- **Directive**
Go through the listing and return every line with "ratio" in it.
— begin Extracted material —
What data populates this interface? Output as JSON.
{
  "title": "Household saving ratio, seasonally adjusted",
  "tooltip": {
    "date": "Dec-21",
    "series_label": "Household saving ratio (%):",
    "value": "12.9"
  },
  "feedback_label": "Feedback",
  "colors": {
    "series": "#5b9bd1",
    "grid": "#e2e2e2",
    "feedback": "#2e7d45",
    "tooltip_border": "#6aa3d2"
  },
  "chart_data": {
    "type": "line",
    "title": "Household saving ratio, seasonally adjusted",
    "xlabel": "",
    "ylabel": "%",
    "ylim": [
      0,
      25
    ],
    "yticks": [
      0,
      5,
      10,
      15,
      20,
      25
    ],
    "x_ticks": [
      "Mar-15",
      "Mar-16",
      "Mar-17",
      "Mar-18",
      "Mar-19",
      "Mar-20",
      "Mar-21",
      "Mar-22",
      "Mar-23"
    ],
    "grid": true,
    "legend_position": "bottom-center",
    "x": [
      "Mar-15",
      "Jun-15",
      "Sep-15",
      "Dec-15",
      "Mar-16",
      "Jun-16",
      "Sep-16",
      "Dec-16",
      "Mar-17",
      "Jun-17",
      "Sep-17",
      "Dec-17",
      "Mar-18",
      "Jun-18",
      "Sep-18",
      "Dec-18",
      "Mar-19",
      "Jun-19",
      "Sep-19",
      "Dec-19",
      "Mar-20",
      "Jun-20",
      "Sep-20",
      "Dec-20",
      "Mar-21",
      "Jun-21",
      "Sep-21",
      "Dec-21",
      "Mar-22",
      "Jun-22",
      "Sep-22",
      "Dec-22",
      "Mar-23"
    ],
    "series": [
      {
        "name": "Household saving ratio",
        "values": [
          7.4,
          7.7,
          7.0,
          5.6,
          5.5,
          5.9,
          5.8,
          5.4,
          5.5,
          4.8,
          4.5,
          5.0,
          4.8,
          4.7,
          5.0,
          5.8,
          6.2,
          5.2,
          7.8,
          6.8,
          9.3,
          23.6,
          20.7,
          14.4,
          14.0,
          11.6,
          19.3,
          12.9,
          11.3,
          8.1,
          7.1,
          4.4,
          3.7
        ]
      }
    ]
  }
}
— end Extracted material —
- **Exercise solution**
  "title": "Household saving ratio, seasonally adjusted",
    "series_label": "Household saving ratio (%):",
    "title": "Household saving ratio, seasonally adjusted",
        "name": "Household saving ratio",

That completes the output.